**** Input ****

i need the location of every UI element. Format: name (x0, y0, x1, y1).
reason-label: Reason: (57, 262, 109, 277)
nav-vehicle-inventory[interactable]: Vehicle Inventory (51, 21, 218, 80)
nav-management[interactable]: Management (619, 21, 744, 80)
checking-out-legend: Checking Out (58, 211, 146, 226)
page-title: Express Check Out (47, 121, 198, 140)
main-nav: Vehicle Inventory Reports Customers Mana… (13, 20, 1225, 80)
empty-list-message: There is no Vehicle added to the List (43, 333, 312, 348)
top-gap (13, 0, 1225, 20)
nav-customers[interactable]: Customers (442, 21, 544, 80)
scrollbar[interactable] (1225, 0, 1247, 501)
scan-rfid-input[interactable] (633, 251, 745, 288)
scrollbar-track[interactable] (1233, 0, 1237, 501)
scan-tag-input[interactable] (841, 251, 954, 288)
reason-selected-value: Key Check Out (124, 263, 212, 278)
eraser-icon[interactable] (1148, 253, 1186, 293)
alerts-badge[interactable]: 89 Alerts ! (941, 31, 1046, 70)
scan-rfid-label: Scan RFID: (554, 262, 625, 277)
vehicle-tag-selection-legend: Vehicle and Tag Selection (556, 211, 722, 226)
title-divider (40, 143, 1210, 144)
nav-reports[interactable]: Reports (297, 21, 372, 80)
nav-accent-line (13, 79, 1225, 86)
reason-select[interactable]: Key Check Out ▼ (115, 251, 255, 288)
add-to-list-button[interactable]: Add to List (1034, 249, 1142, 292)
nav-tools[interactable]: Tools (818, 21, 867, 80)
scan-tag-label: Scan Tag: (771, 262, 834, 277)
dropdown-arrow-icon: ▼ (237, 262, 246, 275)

****

■ Problem statement ■
Convert these lines into a Markdown table with the columns Number and Record line, numbering each line and leaving out any blank lines.

■ Task response ■
| Number | Record line |
|---|---|
| 1 | i need the location of every UI element. Format: name (x0, y0, x1, y1). |
| 2 | reason-label: Reason: (57, 262, 109, 277) |
| 3 | nav-vehicle-inventory[interactable]: Vehicle Inventory (51, 21, 218, 80) |
| 4 | nav-management[interactable]: Management (619, 21, 744, 80) |
| 5 | checking-out-legend: Checking Out (58, 211, 146, 226) |
| 6 | page-title: Express Check Out (47, 121, 198, 140) |
| 7 | main-nav: Vehicle Inventory Reports Customers Mana… (13, 20, 1225, 80) |
| 8 | empty-list-message: There is no Vehicle added to the List (43, 333, 312, 348) |
| 9 | top-gap (13, 0, 1225, 20) |
| 10 | nav-customers[interactable]: Customers (442, 21, 544, 80) |
| 11 | scrollbar[interactable] (1225, 0, 1247, 501) |
| 12 | scan-rfid-input[interactable] (633, 251, 745, 288) |
| 13 | scrollbar-track[interactable] (1233, 0, 1237, 501) |
| 14 | scan-tag-input[interactable] (841, 251, 954, 288) |
| 15 | reason-selected-value: Key Check Out (124, 263, 212, 278) |
| 16 | eraser-icon[interactable] (1148, 253, 1186, 293) |
| 17 | alerts-badge[interactable]: 89 Alerts ! (941, 31, 1046, 70) |
| 18 | scan-rfid-label: Scan RFID: (554, 262, 625, 277) |
| 19 | vehicle-tag-selection-legend: Vehicle and Tag Selection (556, 211, 722, 226) |
| 20 | title-divider (40, 143, 1210, 144) |
| 21 | nav-reports[interactable]: Reports (297, 21, 372, 80) |
| 22 | nav-accent-line (13, 79, 1225, 86) |
| 23 | reason-select[interactable]: Key Check Out ▼ (115, 251, 255, 288) |
| 24 | add-to-list-button[interactable]: Add to List (1034, 249, 1142, 292) |
| 25 | nav-tools[interactable]: Tools (818, 21, 867, 80) |
| 26 | scan-tag-label: Scan Tag: (771, 262, 834, 277) |
| 27 | dropdown-arrow-icon: ▼ (237, 262, 246, 275) |